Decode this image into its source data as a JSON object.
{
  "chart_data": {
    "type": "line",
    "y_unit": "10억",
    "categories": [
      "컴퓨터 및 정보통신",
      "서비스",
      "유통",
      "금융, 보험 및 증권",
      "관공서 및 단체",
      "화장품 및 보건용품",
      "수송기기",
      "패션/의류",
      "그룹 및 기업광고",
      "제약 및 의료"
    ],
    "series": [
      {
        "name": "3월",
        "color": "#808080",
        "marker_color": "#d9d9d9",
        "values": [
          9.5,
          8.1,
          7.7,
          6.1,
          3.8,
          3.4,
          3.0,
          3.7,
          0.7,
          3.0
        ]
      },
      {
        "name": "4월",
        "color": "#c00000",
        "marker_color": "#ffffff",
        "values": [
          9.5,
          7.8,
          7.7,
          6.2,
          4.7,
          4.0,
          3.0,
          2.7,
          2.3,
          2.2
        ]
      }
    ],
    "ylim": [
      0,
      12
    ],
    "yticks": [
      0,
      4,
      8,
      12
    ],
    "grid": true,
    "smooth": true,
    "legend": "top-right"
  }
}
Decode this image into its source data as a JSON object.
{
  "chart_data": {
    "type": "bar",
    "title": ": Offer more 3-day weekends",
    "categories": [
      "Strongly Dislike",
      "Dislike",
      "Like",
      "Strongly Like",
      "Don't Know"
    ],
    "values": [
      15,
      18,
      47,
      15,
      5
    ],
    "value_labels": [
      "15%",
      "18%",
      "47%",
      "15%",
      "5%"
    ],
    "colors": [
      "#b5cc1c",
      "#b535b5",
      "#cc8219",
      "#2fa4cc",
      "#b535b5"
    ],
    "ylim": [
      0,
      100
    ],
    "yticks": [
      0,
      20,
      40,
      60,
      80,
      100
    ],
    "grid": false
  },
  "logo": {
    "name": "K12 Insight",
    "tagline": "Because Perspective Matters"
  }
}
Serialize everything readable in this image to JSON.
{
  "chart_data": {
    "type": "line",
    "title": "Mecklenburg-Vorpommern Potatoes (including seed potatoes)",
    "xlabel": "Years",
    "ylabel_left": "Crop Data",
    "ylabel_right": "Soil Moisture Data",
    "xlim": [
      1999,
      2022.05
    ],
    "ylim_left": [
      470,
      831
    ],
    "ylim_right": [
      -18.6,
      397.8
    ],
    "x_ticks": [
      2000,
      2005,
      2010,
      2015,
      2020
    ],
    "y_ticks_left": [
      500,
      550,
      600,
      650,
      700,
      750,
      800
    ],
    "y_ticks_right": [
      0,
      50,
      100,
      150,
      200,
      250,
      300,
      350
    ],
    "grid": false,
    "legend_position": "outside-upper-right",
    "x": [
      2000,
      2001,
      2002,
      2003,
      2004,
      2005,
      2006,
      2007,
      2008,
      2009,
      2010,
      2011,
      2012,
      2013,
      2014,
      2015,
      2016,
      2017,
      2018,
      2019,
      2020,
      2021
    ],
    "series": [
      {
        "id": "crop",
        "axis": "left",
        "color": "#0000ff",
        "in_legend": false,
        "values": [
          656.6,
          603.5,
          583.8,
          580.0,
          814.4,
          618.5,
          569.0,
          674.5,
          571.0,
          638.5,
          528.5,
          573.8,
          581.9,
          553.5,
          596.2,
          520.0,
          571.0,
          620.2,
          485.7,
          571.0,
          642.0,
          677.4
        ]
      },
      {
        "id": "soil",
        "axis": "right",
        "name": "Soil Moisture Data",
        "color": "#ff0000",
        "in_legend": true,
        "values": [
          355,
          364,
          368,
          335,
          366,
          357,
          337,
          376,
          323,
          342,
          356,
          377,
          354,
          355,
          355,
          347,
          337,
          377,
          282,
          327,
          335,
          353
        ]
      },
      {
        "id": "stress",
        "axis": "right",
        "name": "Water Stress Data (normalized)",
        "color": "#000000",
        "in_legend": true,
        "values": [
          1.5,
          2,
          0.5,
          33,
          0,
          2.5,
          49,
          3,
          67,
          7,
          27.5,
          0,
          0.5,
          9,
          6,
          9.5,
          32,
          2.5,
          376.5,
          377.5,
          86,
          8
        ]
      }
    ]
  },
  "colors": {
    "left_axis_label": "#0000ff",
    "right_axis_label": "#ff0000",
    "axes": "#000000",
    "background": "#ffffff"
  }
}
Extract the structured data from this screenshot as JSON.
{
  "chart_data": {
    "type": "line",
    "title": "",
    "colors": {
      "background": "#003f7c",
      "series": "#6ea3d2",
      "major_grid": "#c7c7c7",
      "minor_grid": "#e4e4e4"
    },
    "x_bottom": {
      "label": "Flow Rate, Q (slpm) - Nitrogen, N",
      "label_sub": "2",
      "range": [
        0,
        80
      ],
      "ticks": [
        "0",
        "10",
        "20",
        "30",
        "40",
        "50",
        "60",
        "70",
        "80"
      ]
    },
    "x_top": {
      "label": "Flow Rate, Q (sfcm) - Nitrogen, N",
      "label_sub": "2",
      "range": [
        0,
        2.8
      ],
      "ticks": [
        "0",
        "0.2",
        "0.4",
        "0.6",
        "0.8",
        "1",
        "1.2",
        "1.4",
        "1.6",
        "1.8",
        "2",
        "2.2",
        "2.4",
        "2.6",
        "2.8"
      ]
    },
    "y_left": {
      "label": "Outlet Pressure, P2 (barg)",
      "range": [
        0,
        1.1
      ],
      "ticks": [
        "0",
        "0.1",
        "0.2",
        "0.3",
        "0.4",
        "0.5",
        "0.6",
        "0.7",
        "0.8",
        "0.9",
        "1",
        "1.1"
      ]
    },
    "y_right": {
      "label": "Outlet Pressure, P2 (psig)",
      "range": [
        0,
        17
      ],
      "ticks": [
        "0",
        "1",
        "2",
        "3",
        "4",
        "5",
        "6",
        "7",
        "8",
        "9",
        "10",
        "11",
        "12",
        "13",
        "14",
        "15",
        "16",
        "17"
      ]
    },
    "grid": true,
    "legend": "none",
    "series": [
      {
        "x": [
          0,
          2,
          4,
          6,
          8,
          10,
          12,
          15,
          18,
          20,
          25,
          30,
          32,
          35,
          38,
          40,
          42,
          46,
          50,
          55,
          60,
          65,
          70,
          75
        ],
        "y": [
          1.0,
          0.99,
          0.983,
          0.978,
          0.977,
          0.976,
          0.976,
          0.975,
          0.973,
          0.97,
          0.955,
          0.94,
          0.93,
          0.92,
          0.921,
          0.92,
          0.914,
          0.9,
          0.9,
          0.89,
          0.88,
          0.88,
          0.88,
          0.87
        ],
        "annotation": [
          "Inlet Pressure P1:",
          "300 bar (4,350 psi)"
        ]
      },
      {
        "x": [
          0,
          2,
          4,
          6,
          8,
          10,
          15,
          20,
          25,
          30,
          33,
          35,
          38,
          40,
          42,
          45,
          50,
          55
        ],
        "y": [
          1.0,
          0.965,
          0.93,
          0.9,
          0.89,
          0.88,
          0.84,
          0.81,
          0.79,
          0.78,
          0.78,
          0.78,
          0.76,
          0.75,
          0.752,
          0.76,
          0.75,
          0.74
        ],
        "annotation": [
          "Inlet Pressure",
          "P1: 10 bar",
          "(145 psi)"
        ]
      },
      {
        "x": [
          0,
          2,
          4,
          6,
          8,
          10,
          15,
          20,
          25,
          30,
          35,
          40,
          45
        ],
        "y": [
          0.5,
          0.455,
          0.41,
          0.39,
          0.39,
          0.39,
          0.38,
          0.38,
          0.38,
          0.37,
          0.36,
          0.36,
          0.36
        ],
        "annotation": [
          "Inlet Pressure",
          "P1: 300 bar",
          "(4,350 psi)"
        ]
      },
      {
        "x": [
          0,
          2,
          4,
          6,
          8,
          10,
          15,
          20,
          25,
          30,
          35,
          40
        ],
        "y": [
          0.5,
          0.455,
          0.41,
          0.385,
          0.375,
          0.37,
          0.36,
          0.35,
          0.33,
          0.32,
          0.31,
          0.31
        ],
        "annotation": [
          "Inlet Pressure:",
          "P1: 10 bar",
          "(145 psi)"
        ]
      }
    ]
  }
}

§ §

WORK TO DO
Extract from the material all lines containing the string "this".

FINAL RESULT
Decode this image into its source data as a JSON object.
Decode this image into its source data as a JSON object.
Serialize everything readable in this image to JSON.
Extract the structured data from this screenshot as JSON.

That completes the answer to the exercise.